■ WHAT IS REQUIRED:
Transcribe all the records with complete accuracy.

■ SOURCE DATA:
┏━━

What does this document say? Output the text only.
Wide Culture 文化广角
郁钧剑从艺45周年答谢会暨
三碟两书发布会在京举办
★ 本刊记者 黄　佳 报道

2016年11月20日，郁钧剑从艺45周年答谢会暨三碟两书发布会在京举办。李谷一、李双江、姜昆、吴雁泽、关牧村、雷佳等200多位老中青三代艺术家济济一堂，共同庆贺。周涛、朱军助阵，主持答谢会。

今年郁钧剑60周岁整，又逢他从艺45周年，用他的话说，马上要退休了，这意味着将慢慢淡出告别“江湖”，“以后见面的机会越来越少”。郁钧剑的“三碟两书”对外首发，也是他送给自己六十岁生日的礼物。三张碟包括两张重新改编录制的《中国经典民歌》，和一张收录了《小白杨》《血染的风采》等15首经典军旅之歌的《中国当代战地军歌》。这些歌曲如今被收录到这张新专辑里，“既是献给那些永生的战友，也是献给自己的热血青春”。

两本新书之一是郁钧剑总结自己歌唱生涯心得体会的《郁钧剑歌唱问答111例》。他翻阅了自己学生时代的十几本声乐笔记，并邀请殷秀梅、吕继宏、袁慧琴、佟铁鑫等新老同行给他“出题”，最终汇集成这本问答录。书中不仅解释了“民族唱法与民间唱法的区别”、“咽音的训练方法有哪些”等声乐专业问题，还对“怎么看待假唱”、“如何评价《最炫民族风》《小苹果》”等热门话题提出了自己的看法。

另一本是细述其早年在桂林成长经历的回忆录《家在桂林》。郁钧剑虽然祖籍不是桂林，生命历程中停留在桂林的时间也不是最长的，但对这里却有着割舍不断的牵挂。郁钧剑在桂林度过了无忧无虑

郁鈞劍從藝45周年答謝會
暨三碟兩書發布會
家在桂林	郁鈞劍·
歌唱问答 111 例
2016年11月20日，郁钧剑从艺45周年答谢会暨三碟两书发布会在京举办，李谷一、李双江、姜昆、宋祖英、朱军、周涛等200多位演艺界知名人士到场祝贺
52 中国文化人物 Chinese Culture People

┗━━

■ FINAL RESULT:
What does this document say? Output the text only.
Wide Culture 文化广角
郁钧剑从艺45周年答谢会暨
三碟两书发布会在京举办
★ 本刊记者 黄　佳 报道

2016年11月20日，郁钧剑从艺45周年答谢会暨三碟两书发布会在京举办。李谷一、李双江、姜昆、吴雁泽、关牧村、雷佳等200多位老中青三代艺术家济济一堂，共同庆贺。周涛、朱军助阵，主持答谢会。

今年郁钧剑60周岁整，又逢他从艺45周年，用他的话说，马上要退休了，这意味着将慢慢淡出告别“江湖”，“以后见面的机会越来越少”。郁钧剑的“三碟两书”对外首发，也是他送给自己六十岁生日的礼物。三张碟包括两张重新改编录制的《中国经典民歌》，和一张收录了《小白杨》《血染的风采》等15首经典军旅之歌的《中国当代战地军歌》。这些歌曲如今被收录到这张新专辑里，“既是献给那些永生的战友，也是献给自己的热血青春”。

两本新书之一是郁钧剑总结自己歌唱生涯心得体会的《郁钧剑歌唱问答111例》。他翻阅了自己学生时代的十几本声乐笔记，并邀请殷秀梅、吕继宏、袁慧琴、佟铁鑫等新老同行给他“出题”，最终汇集成这本问答录。书中不仅解释了“民族唱法与民间唱法的区别”、“咽音的训练方法有哪些”等声乐专业问题，还对“怎么看待假唱”、“如何评价《最炫民族风》《小苹果》”等热门话题提出了自己的看法。

另一本是细述其早年在桂林成长经历的回忆录《家在桂林》。郁钧剑虽然祖籍不是桂林，生命历程中停留在桂林的时间也不是最长的，但对这里却有着割舍不断的牵挂。郁钧剑在桂林度过了无忧无虑

郁鈞劍從藝45周年答謝會
暨三碟兩書發布會
家在桂林	郁鈞劍·
歌唱问答 111 例
2016年11月20日，郁钧剑从艺45周年答谢会暨三碟两书发布会在京举办，李谷一、李双江、姜昆、宋祖英、朱军、周涛等200多位演艺界知名人士到场祝贺
52 中国文化人物 Chinese Culture People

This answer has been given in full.